▸ **PROVIDED RECORDS**
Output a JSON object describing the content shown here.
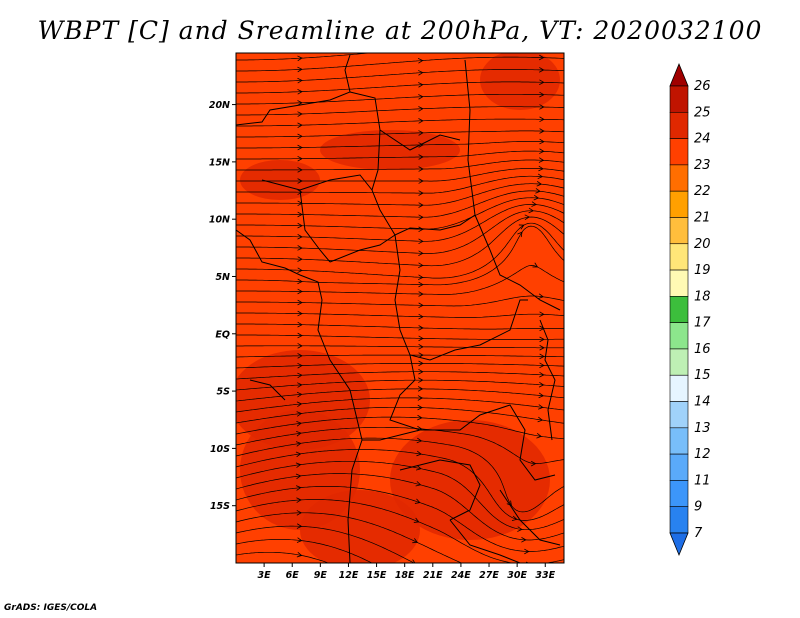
{
  "title": "WBPT [C] and Sreamline at 200hPa, VT: 2020032100",
  "credit": "GrADS: IGES/COLA",
  "map": {
    "lat_labels": [
      "20N",
      "15N",
      "10N",
      "5N",
      "EQ",
      "5S",
      "10S",
      "15S"
    ],
    "lat_values": [
      20,
      15,
      10,
      5,
      0,
      -5,
      -10,
      -15
    ],
    "lon_labels": [
      "3E",
      "6E",
      "9E",
      "12E",
      "15E",
      "18E",
      "21E",
      "24E",
      "27E",
      "30E",
      "33E"
    ],
    "lon_values": [
      3,
      6,
      9,
      12,
      15,
      18,
      21,
      24,
      27,
      30,
      33
    ],
    "lon_range": [
      0,
      35
    ],
    "lat_range": [
      -20,
      24.5
    ],
    "base_color": "#ff4000",
    "dark_color": "#e02800"
  },
  "colorbar": {
    "labels": [
      "7",
      "9",
      "11",
      "12",
      "13",
      "14",
      "15",
      "16",
      "17",
      "18",
      "19",
      "20",
      "21",
      "22",
      "23",
      "24",
      "25",
      "26"
    ],
    "colors": [
      "#1e6ee6",
      "#2882f0",
      "#3c96fa",
      "#5aaafa",
      "#78befa",
      "#a0d2fa",
      "#e6f5ff",
      "#bef0b4",
      "#8ce68c",
      "#3cbe3c",
      "#fffab4",
      "#ffe678",
      "#ffbe3c",
      "#ffa000",
      "#ff6e00",
      "#ff4000",
      "#e02800",
      "#c01400",
      "#a00000"
    ]
  }
}
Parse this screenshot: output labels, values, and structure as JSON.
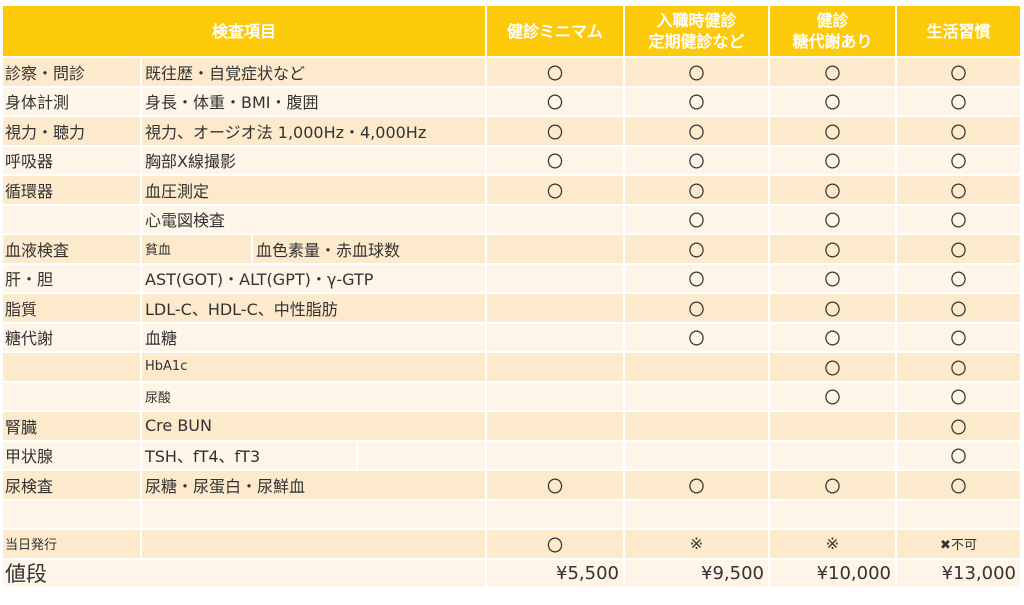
{
  "header": {
    "item": "検査項目",
    "plans": [
      [
        "健診ミニマム"
      ],
      [
        "入職時健診",
        "定期健診など"
      ],
      [
        "健診",
        "糖代謝あり"
      ],
      [
        "生活習慣"
      ]
    ]
  },
  "rows": [
    {
      "cat": "診察・問診",
      "item": "既往歴・自覚症状など",
      "marks": [
        "〇",
        "〇",
        "〇",
        "〇"
      ]
    },
    {
      "cat": "身体計測",
      "item": "身長・体重・BMI・腹囲",
      "marks": [
        "〇",
        "〇",
        "〇",
        "〇"
      ]
    },
    {
      "cat": "視力・聴力",
      "item": "視力、オージオ法 1,000Hz・4,000Hz",
      "marks": [
        "〇",
        "〇",
        "〇",
        "〇"
      ]
    },
    {
      "cat": "呼吸器",
      "item": "胸部X線撮影",
      "marks": [
        "〇",
        "〇",
        "〇",
        "〇"
      ]
    },
    {
      "cat": "循環器",
      "item": "血圧測定",
      "marks": [
        "〇",
        "〇",
        "〇",
        "〇"
      ]
    },
    {
      "cat": "",
      "item": "心電図検査",
      "marks": [
        "",
        "〇",
        "〇",
        "〇"
      ]
    },
    {
      "cat": "血液検査",
      "item": "貧血",
      "item2": "血色素量・赤血球数",
      "marks": [
        "",
        "〇",
        "〇",
        "〇"
      ]
    },
    {
      "cat": "肝・胆",
      "item": "AST(GOT)・ALT(GPT)・γ-GTP",
      "marks": [
        "",
        "〇",
        "〇",
        "〇"
      ]
    },
    {
      "cat": "脂質",
      "item": "LDL-C、HDL-C、中性脂肪",
      "marks": [
        "",
        "〇",
        "〇",
        "〇"
      ]
    },
    {
      "cat": "糖代謝",
      "item": "血糖",
      "marks": [
        "",
        "〇",
        "〇",
        "〇"
      ]
    },
    {
      "cat": "",
      "item": "HbA1c",
      "small": true,
      "marks": [
        "",
        "",
        "〇",
        "〇"
      ]
    },
    {
      "cat": "",
      "item": "尿酸",
      "small": true,
      "marks": [
        "",
        "",
        "〇",
        "〇"
      ]
    },
    {
      "cat": "腎臓",
      "item": "Cre BUN",
      "marks": [
        "",
        "",
        "",
        "〇"
      ]
    },
    {
      "cat": "甲状腺",
      "item": "TSH、fT4、fT3",
      "split": true,
      "marks": [
        "",
        "",
        "",
        "〇"
      ]
    },
    {
      "cat": "尿検査",
      "item": "尿糖・尿蛋白・尿鮮血",
      "marks": [
        "〇",
        "〇",
        "〇",
        "〇"
      ]
    },
    {
      "cat": "",
      "item": "",
      "marks": [
        "",
        "",
        "",
        ""
      ]
    },
    {
      "cat": "当日発行",
      "catSmall": true,
      "item": "",
      "marks": [
        "〇",
        "※",
        "※",
        "✖不可"
      ]
    }
  ],
  "price": {
    "label": "値段",
    "values": [
      "¥5,500",
      "¥9,500",
      "¥10,000",
      "¥13,000"
    ]
  },
  "colors": {
    "header": "#fdc90b",
    "row_dark": "#fde9cc",
    "row_light": "#fef4e7"
  }
}
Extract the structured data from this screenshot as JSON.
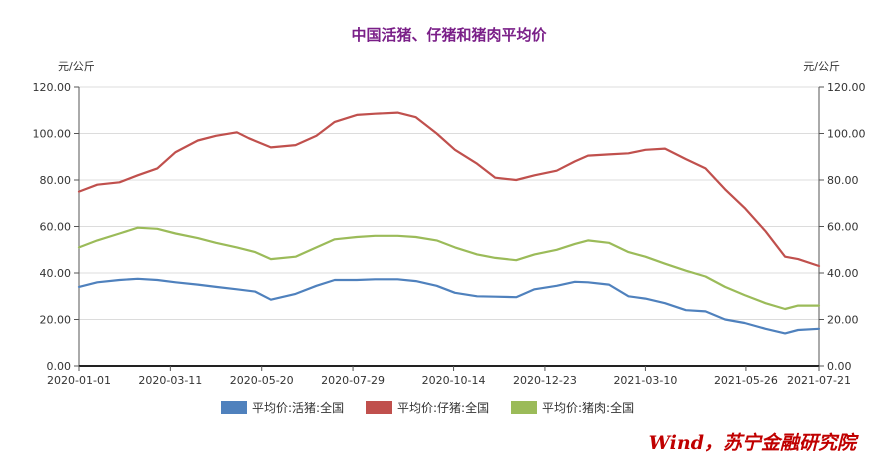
{
  "chart_data": {
    "type": "line",
    "title": "中国活猪、仔猪和猪肉平均价",
    "ylabel_left": "元/公斤",
    "ylabel_right": "元/公斤",
    "ylim": [
      0,
      120
    ],
    "yticks": [
      "0.00",
      "20.00",
      "40.00",
      "60.00",
      "80.00",
      "100.00",
      "120.00"
    ],
    "xlim": [
      "2020-01-01",
      "2021-07-21"
    ],
    "xticks": [
      "2020-01-01",
      "2020-03-11",
      "2020-05-20",
      "2020-07-29",
      "2020-10-14",
      "2020-12-23",
      "2021-03-10",
      "2021-05-26",
      "2021-07-21"
    ],
    "grid": true,
    "legend_position": "bottom",
    "series": [
      {
        "name": "平均价:活猪:全国",
        "color": "#4f81bd",
        "x": [
          "2020-01-01",
          "2020-01-15",
          "2020-02-01",
          "2020-02-15",
          "2020-03-01",
          "2020-03-15",
          "2020-04-01",
          "2020-04-15",
          "2020-05-01",
          "2020-05-15",
          "2020-05-27",
          "2020-06-15",
          "2020-07-01",
          "2020-07-15",
          "2020-08-01",
          "2020-08-15",
          "2020-09-01",
          "2020-09-15",
          "2020-10-01",
          "2020-10-15",
          "2020-11-01",
          "2020-11-15",
          "2020-12-01",
          "2020-12-15",
          "2021-01-01",
          "2021-01-15",
          "2021-01-25",
          "2021-02-10",
          "2021-02-25",
          "2021-03-10",
          "2021-03-25",
          "2021-04-10",
          "2021-04-25",
          "2021-05-10",
          "2021-05-25",
          "2021-06-10",
          "2021-06-25",
          "2021-07-05",
          "2021-07-21"
        ],
        "values": [
          34,
          36,
          37,
          37.5,
          37,
          36,
          35,
          34,
          33,
          32,
          28.5,
          31,
          34.5,
          37,
          37,
          37.3,
          37.3,
          36.5,
          34.5,
          31.5,
          30,
          29.8,
          29.6,
          33,
          34.5,
          36.2,
          36,
          35,
          30,
          29,
          27,
          24,
          23.5,
          20,
          18.5,
          16,
          14,
          15.5,
          16
        ]
      },
      {
        "name": "平均价:仔猪:全国",
        "color": "#c0504d",
        "x": [
          "2020-01-01",
          "2020-01-15",
          "2020-02-01",
          "2020-02-15",
          "2020-03-01",
          "2020-03-15",
          "2020-04-01",
          "2020-04-15",
          "2020-05-01",
          "2020-05-10",
          "2020-05-27",
          "2020-06-15",
          "2020-07-01",
          "2020-07-15",
          "2020-08-01",
          "2020-08-15",
          "2020-09-01",
          "2020-09-15",
          "2020-10-01",
          "2020-10-15",
          "2020-11-01",
          "2020-11-15",
          "2020-12-01",
          "2020-12-15",
          "2021-01-01",
          "2021-01-15",
          "2021-01-25",
          "2021-02-10",
          "2021-02-25",
          "2021-03-10",
          "2021-03-25",
          "2021-04-10",
          "2021-04-25",
          "2021-05-10",
          "2021-05-25",
          "2021-06-10",
          "2021-06-25",
          "2021-07-05",
          "2021-07-21"
        ],
        "values": [
          75,
          78,
          79,
          82,
          85,
          92,
          97,
          99,
          100.5,
          98,
          94,
          95,
          99,
          105,
          108,
          108.5,
          109,
          107,
          100,
          93,
          87,
          81,
          80,
          82,
          84,
          88,
          90.5,
          91,
          91.5,
          93,
          93.5,
          89,
          85,
          76,
          68,
          58,
          47,
          46,
          43
        ]
      },
      {
        "name": "平均价:猪肉:全国",
        "color": "#9bbb59",
        "x": [
          "2020-01-01",
          "2020-01-15",
          "2020-02-01",
          "2020-02-15",
          "2020-03-01",
          "2020-03-15",
          "2020-04-01",
          "2020-04-15",
          "2020-05-01",
          "2020-05-15",
          "2020-05-27",
          "2020-06-15",
          "2020-07-01",
          "2020-07-15",
          "2020-08-01",
          "2020-08-15",
          "2020-09-01",
          "2020-09-15",
          "2020-10-01",
          "2020-10-15",
          "2020-11-01",
          "2020-11-15",
          "2020-12-01",
          "2020-12-15",
          "2021-01-01",
          "2021-01-15",
          "2021-01-25",
          "2021-02-10",
          "2021-02-25",
          "2021-03-10",
          "2021-03-25",
          "2021-04-10",
          "2021-04-25",
          "2021-05-10",
          "2021-05-25",
          "2021-06-10",
          "2021-06-25",
          "2021-07-05",
          "2021-07-21"
        ],
        "values": [
          51,
          54,
          57,
          59.5,
          59,
          57,
          55,
          53,
          51,
          49,
          46,
          47,
          51,
          54.5,
          55.5,
          56,
          56,
          55.5,
          54,
          51,
          48,
          46.5,
          45.5,
          48,
          50,
          52.5,
          54,
          53,
          49,
          47,
          44,
          41,
          38.5,
          34,
          30.5,
          27,
          24.5,
          26,
          26
        ]
      }
    ]
  },
  "watermark": "Wind，苏宁金融研究院"
}
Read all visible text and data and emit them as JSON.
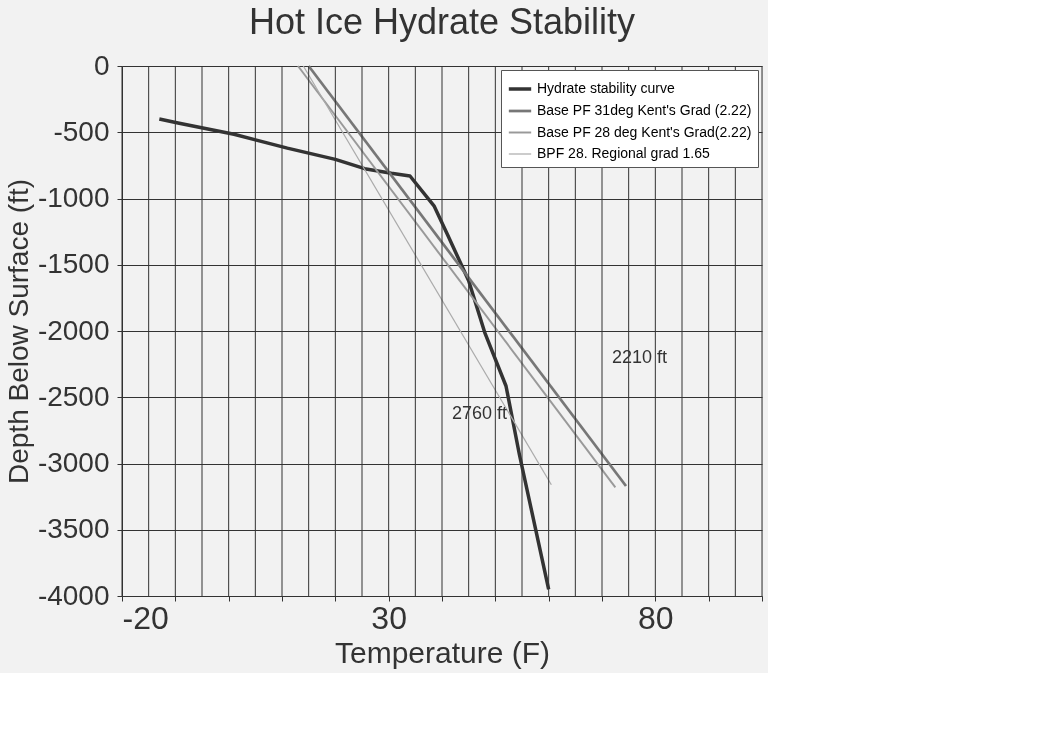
{
  "chart_data": {
    "type": "line",
    "title": "Hot Ice Hydrate Stability",
    "xlabel": "Temperature (F)",
    "ylabel": "Depth Below Surface (ft)",
    "xlim": [
      -20,
      100
    ],
    "ylim": [
      -4000,
      0
    ],
    "xticks": [
      -20,
      {
        "value": -15,
        "label": null
      },
      {
        "value": -10,
        "label": null
      },
      {
        "value": -5,
        "label": null
      },
      {
        "value": 0,
        "label": null
      },
      {
        "value": 5,
        "label": null
      },
      {
        "value": 10,
        "label": null
      },
      {
        "value": 15,
        "label": null
      },
      {
        "value": 20,
        "label": null
      },
      {
        "value": 25,
        "label": null
      },
      30,
      {
        "value": 35,
        "label": null
      },
      {
        "value": 40,
        "label": null
      },
      {
        "value": 45,
        "label": null
      },
      {
        "value": 50,
        "label": null
      },
      {
        "value": 55,
        "label": null
      },
      {
        "value": 60,
        "label": null
      },
      {
        "value": 65,
        "label": null
      },
      {
        "value": 70,
        "label": null
      },
      {
        "value": 75,
        "label": null
      },
      80,
      {
        "value": 85,
        "label": null
      },
      {
        "value": 90,
        "label": null
      },
      {
        "value": 95,
        "label": null
      },
      {
        "value": 100,
        "label": null
      }
    ],
    "yticks": [
      -4000,
      -3500,
      -3000,
      -2500,
      -2000,
      -1500,
      -1000,
      -500,
      0
    ],
    "grid": true,
    "legend": "top right",
    "marker": "none",
    "series": [
      {
        "name": "Hydrate stability curve",
        "color": "#333333",
        "x": [
          -13,
          -9.5,
          1,
          11,
          20,
          25.5,
          30.5,
          34,
          38.5,
          41,
          45,
          48,
          52,
          54.5,
          60
        ],
        "values": [
          -400,
          -430,
          -515,
          -620,
          -705,
          -775,
          -810,
          -830,
          -1055,
          -1270,
          -1620,
          -2010,
          -2415,
          -2930,
          -3950
        ]
      },
      {
        "name": "Base PF 31deg Kent's Grad (2.22)",
        "color": "#777777",
        "x": [
          15,
          74.5
        ],
        "values": [
          0,
          -3170
        ]
      },
      {
        "name": "Base PF 28 deg Kent's Grad(2.22)",
        "color": "#999999",
        "x": [
          13,
          72.5
        ],
        "values": [
          0,
          -3180
        ]
      },
      {
        "name": "BPF 28. Regional grad 1.65",
        "color": "#aaaaaa",
        "x": [
          14,
          60.5
        ],
        "values": [
          0,
          -3160
        ]
      }
    ],
    "annotations": [
      "2210 ft",
      "2760 ft"
    ]
  }
}
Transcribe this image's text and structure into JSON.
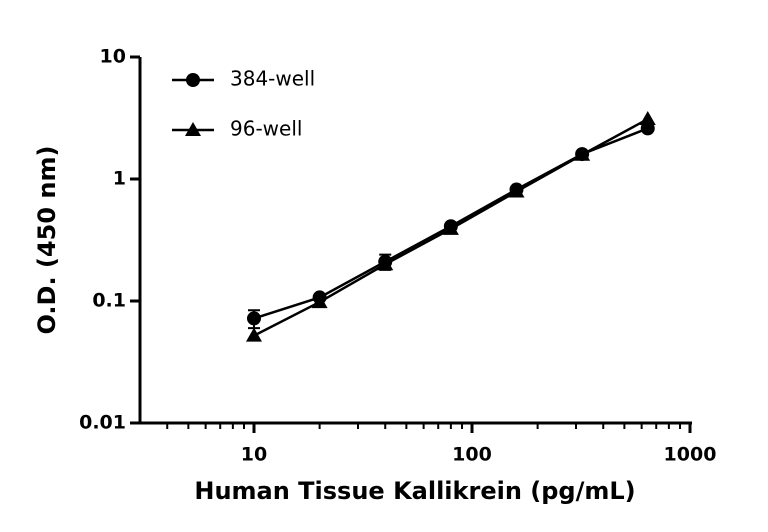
{
  "chart_data": {
    "type": "line",
    "xlabel": "Human Tissue Kallikrein (pg/mL)",
    "ylabel": "O.D. (450 nm)",
    "x": [
      10,
      20,
      40,
      80,
      160,
      320,
      640
    ],
    "series": [
      {
        "name": "384-well",
        "color": "#000000",
        "marker": "circle",
        "values": [
          0.072,
          0.107,
          0.21,
          0.41,
          0.82,
          1.6,
          2.6
        ],
        "errors": [
          0.012,
          0.005,
          0.03,
          0.02,
          0.03,
          0.06,
          0.1
        ]
      },
      {
        "name": "96-well",
        "color": "#000000",
        "marker": "triangle",
        "values": [
          0.052,
          0.098,
          0.2,
          0.39,
          0.79,
          1.58,
          3.1
        ]
      }
    ],
    "xscale": "log",
    "yscale": "log",
    "xlim": [
      3,
      1000
    ],
    "ylim": [
      0.01,
      10
    ],
    "xticks": [
      10,
      100,
      1000
    ],
    "xminorticks": [
      4,
      5,
      6,
      7,
      8,
      9,
      20,
      30,
      40,
      50,
      60,
      70,
      80,
      90,
      200,
      300,
      400,
      500,
      600,
      700,
      800,
      900
    ],
    "yticks": [
      0.01,
      0.1,
      1,
      10
    ],
    "legend": "upper left"
  }
}
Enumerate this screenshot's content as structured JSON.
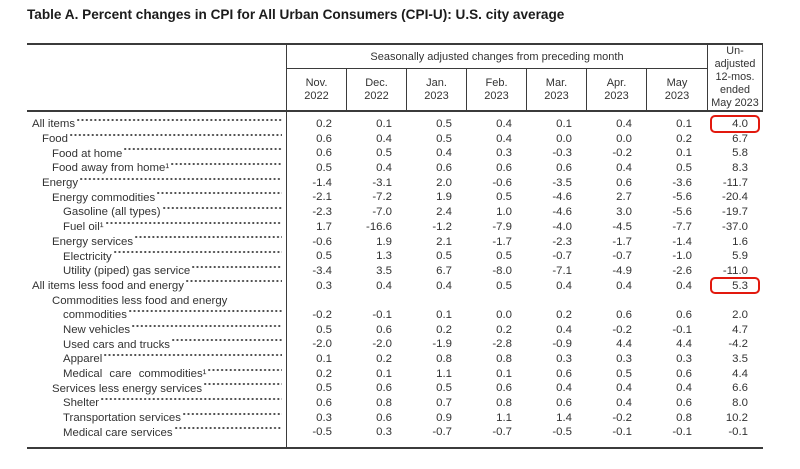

▸ **WHAT IS REQUIRED**
Extract exactly the lines above from the line containing "Transcribe this image's" through the last one, both ends included, but not the pictures.

▸ **THE ANSWER**
Transcribe this image's text and structure into JSON.
{
  "chart_data": {
    "type": "line",
    "xlabel": "Human Tissue Kallikrein (pg/mL)",
    "ylabel": "O.D. (450 nm)",
    "x": [
      10,
      20,
      40,
      80,
      160,
      320,
      640
    ],
    "series": [
      {
        "name": "384-well",
        "color": "#000000",
        "marker": "circle",
        "values": [
          0.072,
          0.107,
          0.21,
          0.41,
          0.82,
          1.6,
          2.6
        ],
        "errors": [
          0.012,
          0.005,
          0.03,
          0.02,
          0.03,
          0.06,
          0.1
        ]
      },
      {
        "name": "96-well",
        "color": "#000000",
        "marker": "triangle",
        "values": [
          0.052,
          0.098,
          0.2,
          0.39,
          0.79,
          1.58,
          3.1
        ]
      }
    ],
    "xscale": "log",
    "yscale": "log",
    "xlim": [
      3,
      1000
    ],
    "ylim": [
      0.01,
      10
    ],
    "xticks": [
      10,
      100,
      1000
    ],
    "xminorticks": [
      4,
      5,
      6,
      7,
      8,
      9,
      20,
      30,
      40,
      50,
      60,
      70,
      80,
      90,
      200,
      300,
      400,
      500,
      600,
      700,
      800,
      900
    ],
    "yticks": [
      0.01,
      0.1,
      1,
      10
    ],
    "legend": "upper left"
  }
}
Enumerate this screenshot's content as structured JSON.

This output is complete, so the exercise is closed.